* Records to use:

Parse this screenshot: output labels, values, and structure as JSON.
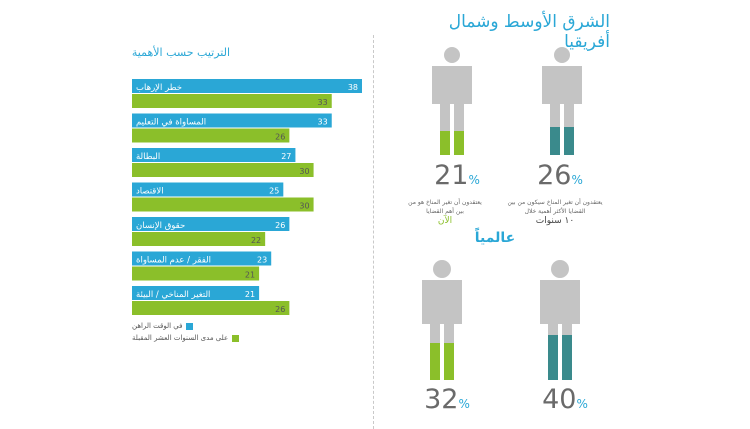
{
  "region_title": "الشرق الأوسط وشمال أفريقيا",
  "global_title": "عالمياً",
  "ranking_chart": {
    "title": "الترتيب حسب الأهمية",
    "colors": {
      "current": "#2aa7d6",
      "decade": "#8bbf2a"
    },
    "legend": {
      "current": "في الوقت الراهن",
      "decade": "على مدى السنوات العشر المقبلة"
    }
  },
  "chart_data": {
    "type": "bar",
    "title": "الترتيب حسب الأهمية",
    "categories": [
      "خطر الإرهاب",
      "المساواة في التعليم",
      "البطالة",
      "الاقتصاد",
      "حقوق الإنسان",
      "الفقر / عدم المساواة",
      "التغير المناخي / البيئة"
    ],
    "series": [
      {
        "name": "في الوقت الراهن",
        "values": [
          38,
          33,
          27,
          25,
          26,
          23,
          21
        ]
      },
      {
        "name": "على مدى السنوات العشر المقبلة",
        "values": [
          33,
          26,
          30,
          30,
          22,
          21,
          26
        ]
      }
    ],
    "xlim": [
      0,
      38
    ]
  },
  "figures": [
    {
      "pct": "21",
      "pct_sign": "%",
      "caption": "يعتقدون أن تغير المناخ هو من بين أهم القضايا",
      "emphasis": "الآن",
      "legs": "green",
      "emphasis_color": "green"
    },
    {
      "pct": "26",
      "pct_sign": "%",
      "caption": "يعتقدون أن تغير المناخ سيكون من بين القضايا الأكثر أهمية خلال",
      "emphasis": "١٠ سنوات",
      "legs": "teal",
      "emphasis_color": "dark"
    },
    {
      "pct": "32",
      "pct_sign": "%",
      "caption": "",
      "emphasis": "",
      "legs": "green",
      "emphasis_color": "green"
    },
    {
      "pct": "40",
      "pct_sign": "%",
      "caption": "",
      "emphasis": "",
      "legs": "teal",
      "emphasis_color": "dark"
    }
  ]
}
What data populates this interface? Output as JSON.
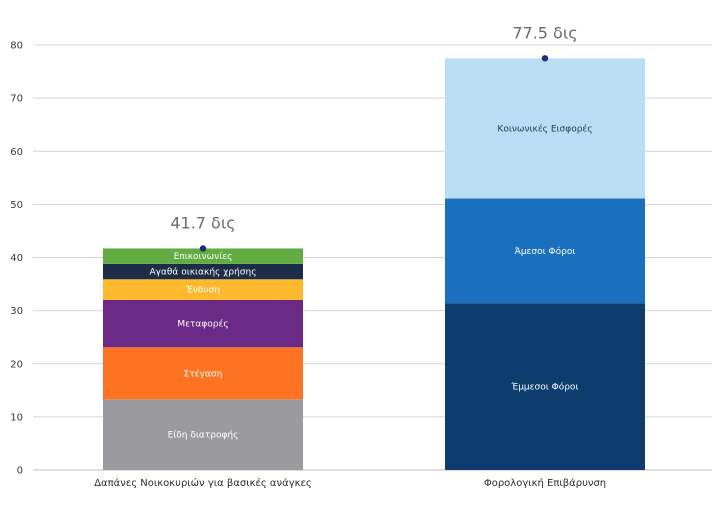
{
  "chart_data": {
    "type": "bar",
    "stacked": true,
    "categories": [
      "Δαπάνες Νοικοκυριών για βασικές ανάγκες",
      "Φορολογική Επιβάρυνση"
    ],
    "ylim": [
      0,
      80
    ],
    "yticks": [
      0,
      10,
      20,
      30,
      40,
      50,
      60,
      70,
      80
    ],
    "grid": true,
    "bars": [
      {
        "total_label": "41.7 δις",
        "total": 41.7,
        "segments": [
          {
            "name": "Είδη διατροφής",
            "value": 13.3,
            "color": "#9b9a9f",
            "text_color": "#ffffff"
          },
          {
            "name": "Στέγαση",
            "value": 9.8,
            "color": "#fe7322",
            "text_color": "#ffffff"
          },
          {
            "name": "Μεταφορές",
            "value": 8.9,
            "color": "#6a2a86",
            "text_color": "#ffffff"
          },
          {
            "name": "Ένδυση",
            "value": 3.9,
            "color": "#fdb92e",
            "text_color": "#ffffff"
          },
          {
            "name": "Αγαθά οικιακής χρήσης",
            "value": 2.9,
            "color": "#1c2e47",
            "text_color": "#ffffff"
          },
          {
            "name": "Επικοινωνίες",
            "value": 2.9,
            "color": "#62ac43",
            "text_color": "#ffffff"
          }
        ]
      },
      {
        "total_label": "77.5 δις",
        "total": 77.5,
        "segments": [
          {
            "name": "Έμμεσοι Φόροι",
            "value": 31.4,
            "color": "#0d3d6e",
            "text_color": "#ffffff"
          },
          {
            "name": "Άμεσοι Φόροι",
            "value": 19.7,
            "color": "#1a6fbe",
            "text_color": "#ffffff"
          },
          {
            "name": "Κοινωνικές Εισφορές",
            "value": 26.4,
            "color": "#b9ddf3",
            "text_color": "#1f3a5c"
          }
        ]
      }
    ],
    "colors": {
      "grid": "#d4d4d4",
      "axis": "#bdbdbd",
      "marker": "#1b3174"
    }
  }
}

* Problem to work on:
Copy the lines from the entries above in which the word "JSON" appears.

* Exercise solution:
Parse this screenshot: output labels, values, and structure as JSON.
What data populates this interface? Output as JSON.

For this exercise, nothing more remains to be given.